:: RECORDS SUPPLIED ::

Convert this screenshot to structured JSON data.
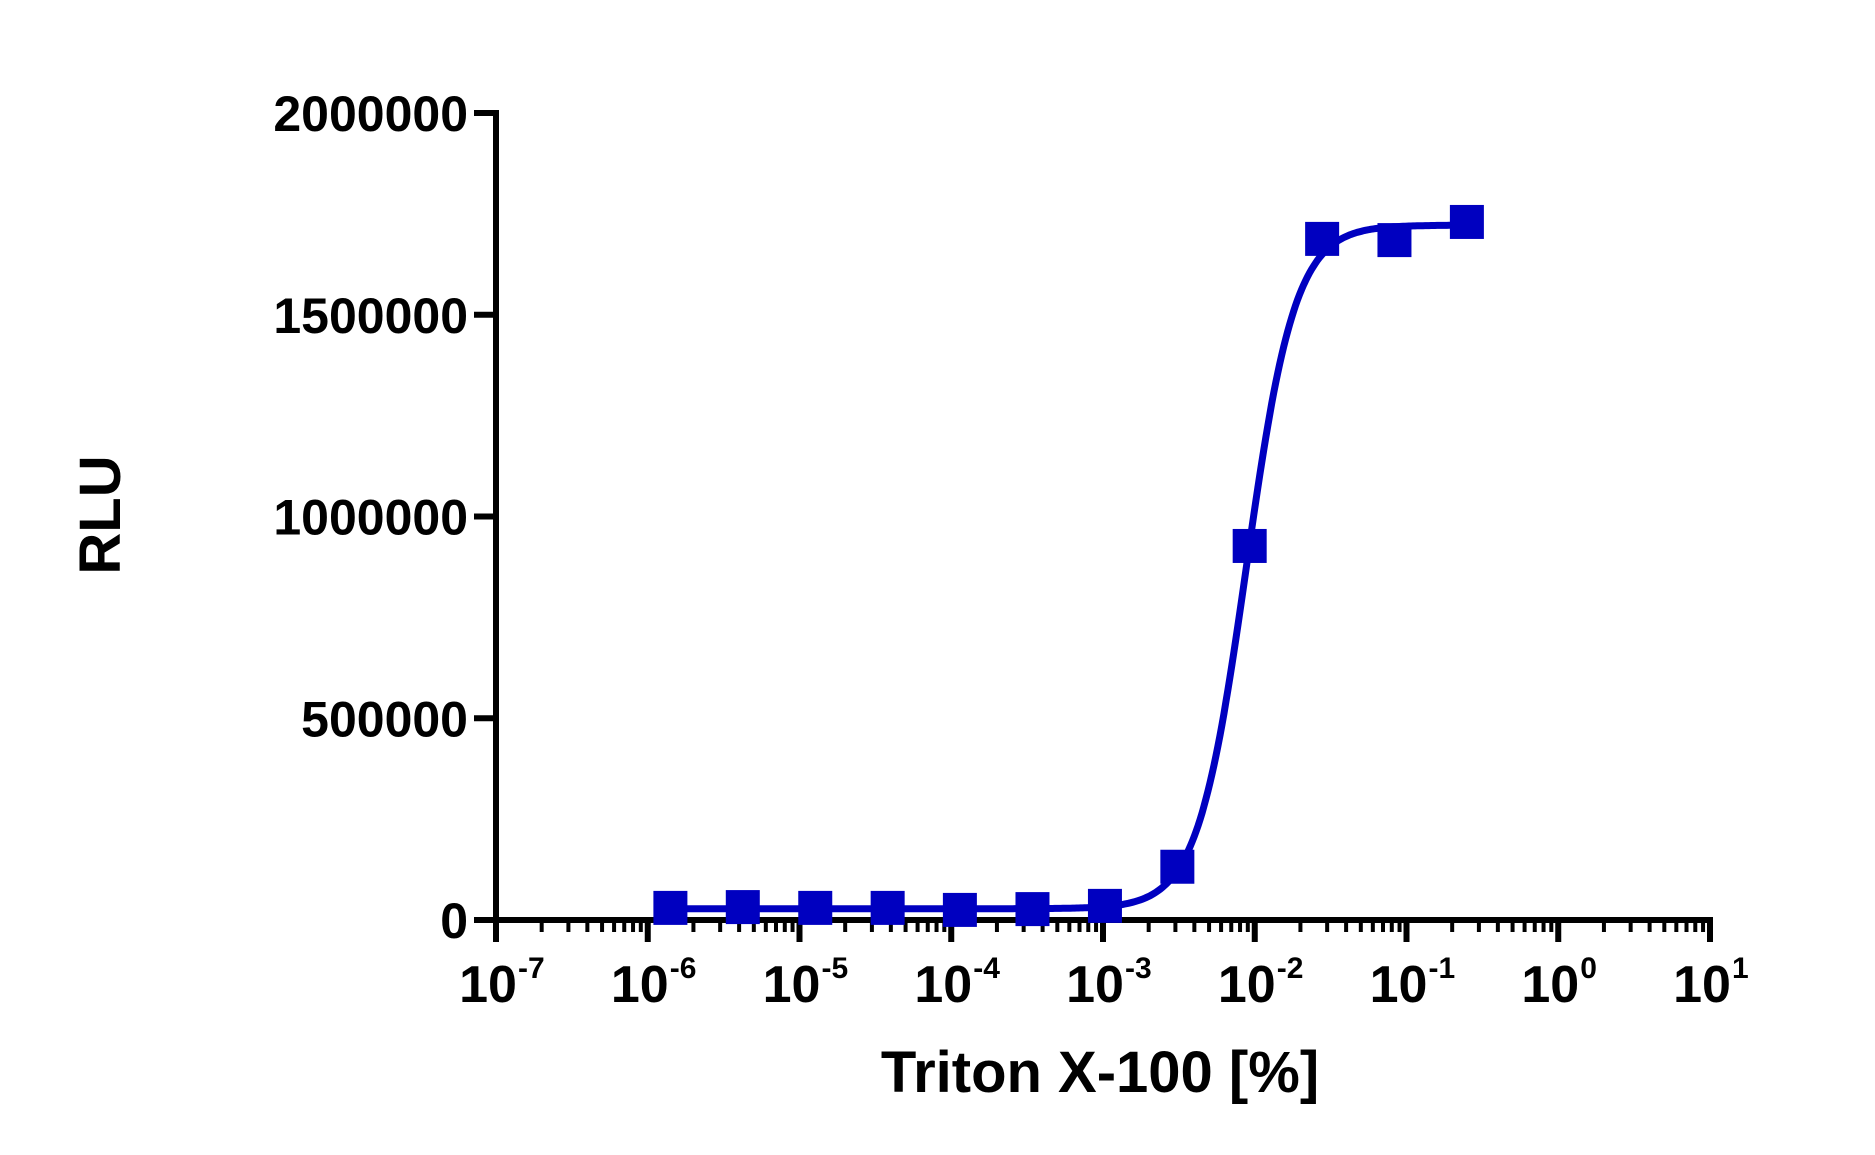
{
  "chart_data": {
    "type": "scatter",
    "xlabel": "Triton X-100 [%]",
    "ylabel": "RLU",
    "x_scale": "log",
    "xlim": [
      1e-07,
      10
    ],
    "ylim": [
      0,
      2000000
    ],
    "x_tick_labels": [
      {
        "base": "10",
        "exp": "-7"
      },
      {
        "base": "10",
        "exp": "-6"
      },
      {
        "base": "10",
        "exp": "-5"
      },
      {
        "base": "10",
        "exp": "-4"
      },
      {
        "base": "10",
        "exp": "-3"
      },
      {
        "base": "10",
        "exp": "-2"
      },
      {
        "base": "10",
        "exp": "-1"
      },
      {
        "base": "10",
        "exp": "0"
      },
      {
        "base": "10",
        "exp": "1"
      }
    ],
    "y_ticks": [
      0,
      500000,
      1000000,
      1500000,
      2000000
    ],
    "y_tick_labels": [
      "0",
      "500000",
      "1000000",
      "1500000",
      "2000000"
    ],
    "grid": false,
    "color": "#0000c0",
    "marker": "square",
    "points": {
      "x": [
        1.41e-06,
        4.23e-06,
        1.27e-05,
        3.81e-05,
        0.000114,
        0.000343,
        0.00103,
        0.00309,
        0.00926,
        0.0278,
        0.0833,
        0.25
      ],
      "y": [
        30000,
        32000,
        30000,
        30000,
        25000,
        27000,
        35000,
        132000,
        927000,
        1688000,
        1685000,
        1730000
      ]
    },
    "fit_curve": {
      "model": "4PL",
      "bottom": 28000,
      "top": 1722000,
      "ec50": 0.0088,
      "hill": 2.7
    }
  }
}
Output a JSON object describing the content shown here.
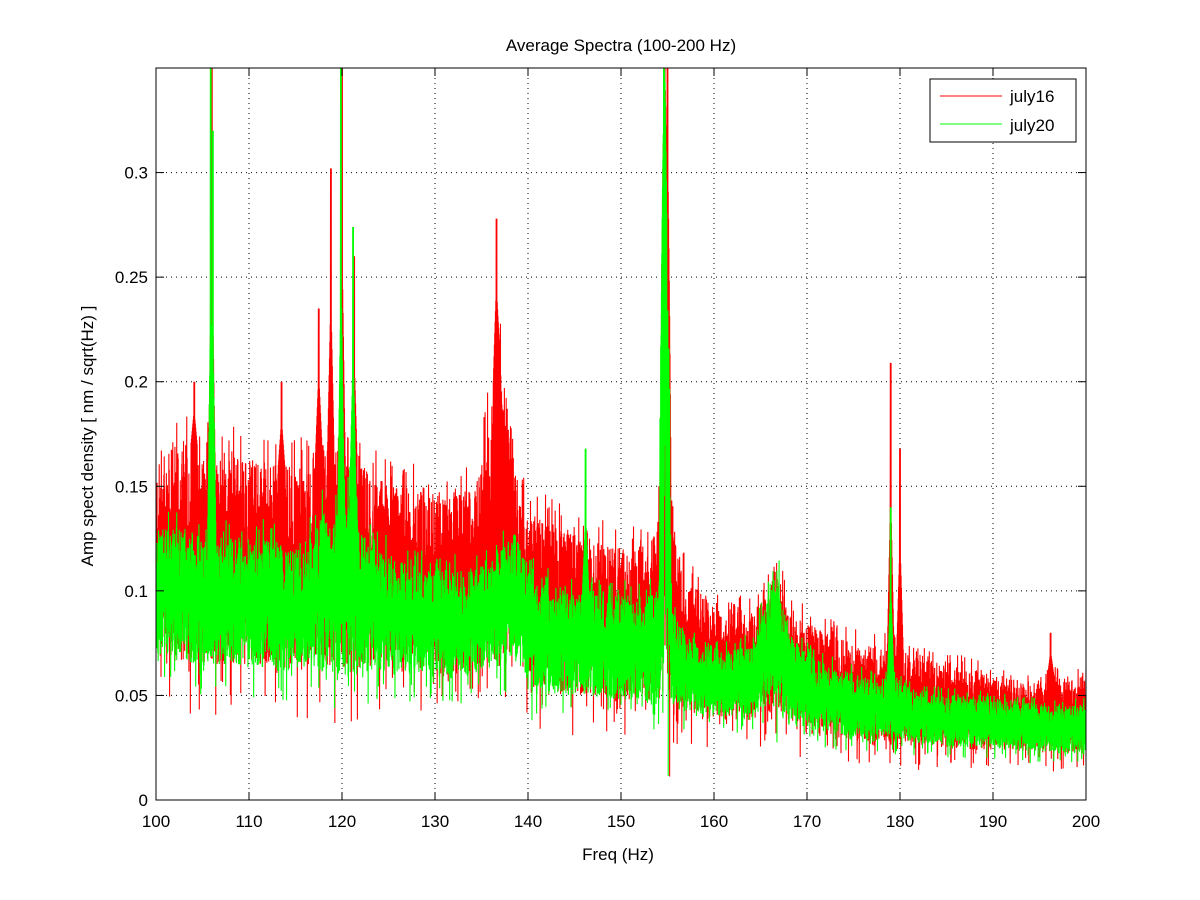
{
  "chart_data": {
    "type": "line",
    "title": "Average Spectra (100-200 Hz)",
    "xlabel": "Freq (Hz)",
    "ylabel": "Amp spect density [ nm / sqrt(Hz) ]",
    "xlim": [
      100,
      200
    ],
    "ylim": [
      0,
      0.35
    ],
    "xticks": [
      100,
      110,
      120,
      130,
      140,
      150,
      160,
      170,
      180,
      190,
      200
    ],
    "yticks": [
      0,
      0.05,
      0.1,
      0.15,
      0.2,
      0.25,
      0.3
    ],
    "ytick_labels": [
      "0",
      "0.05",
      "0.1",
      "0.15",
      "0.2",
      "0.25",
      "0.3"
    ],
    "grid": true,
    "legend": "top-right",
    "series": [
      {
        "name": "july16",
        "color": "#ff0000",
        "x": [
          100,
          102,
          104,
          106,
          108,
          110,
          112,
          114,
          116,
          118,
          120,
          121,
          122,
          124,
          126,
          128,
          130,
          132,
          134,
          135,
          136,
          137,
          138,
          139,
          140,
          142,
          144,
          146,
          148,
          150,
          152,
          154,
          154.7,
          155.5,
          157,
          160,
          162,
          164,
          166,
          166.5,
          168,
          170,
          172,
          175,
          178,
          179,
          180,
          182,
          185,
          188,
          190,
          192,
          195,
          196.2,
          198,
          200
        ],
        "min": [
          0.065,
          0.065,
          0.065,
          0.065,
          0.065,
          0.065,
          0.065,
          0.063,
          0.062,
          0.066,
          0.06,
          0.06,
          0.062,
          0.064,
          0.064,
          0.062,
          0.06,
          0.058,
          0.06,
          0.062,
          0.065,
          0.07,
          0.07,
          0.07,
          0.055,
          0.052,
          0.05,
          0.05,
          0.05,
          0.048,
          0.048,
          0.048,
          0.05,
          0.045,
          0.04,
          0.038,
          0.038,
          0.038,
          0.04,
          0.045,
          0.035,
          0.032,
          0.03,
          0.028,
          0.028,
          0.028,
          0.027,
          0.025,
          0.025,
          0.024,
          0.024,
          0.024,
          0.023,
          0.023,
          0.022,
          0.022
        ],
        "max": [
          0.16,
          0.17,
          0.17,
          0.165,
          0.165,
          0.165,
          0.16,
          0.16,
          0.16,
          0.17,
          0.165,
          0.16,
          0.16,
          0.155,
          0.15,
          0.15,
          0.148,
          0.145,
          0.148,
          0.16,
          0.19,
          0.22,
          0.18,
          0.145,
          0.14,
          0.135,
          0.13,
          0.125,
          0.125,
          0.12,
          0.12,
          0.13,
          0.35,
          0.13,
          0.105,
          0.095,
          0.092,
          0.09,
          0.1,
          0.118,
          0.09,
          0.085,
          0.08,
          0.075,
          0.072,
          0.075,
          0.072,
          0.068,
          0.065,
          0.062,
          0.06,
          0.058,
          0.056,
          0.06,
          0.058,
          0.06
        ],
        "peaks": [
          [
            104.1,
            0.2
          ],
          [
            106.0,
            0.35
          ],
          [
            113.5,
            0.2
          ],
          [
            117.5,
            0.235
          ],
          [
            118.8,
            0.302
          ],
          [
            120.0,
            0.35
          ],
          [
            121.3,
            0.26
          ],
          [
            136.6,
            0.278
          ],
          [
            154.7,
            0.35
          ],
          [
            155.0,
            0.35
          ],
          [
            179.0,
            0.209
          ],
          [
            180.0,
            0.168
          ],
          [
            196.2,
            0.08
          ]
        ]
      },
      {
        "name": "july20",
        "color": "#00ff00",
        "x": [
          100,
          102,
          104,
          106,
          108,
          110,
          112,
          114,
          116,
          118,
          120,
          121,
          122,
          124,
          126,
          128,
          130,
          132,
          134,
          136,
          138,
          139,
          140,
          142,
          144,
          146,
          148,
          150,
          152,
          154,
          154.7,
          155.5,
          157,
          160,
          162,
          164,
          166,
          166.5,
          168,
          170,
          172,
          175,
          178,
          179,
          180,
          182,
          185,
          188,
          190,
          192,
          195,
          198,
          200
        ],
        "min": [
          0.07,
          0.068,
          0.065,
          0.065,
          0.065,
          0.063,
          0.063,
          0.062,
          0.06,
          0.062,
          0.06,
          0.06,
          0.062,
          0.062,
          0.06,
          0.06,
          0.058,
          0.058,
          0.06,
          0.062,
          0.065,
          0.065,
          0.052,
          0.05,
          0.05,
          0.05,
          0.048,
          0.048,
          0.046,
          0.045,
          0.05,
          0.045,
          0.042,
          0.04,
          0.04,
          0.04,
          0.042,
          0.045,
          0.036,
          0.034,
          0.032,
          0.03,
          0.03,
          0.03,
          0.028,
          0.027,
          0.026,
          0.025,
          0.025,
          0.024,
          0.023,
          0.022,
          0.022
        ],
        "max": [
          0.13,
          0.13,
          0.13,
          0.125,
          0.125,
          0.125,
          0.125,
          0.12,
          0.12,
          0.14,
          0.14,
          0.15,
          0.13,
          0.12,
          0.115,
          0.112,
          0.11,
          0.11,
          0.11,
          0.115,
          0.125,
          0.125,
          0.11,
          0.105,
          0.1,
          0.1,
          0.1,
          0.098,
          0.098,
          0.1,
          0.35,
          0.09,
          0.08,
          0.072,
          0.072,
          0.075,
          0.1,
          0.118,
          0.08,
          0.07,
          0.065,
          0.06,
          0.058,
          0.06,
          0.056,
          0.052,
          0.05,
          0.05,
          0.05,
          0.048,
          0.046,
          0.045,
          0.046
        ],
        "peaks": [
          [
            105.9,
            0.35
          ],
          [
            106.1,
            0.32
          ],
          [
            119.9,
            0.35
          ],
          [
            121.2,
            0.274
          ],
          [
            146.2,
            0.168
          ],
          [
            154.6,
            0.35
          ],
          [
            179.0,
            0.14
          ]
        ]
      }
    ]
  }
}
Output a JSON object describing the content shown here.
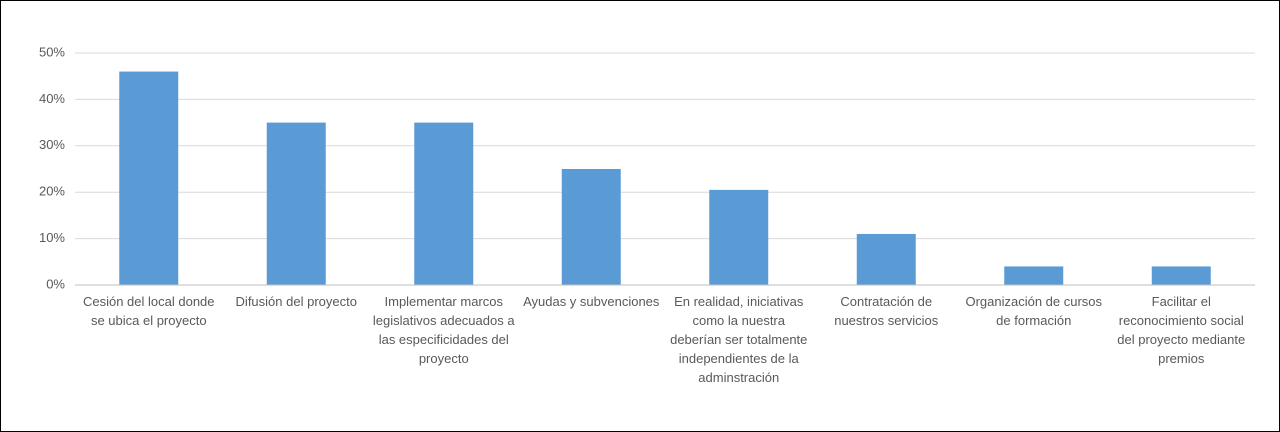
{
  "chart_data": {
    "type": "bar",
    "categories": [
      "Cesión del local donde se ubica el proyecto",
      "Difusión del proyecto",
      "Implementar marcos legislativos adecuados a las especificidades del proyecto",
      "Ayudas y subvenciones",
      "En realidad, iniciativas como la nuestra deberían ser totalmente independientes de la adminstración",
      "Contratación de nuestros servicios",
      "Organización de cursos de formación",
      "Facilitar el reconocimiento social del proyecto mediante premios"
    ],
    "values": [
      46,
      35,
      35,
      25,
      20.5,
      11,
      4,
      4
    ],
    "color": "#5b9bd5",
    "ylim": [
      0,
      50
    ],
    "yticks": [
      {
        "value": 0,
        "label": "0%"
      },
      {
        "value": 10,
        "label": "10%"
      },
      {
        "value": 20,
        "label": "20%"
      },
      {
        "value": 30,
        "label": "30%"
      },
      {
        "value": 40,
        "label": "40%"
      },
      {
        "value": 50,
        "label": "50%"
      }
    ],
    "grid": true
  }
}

:::

Of the lines above, copy each that contains "proyecto".

WRITTEN RESPONSE>
      "Cesión del local donde se ubica el proyecto",
      "Difusión del proyecto",
      "Implementar marcos legislativos adecuados a las especificidades del proyecto",
      "Facilitar el reconocimiento social del proyecto mediante premios"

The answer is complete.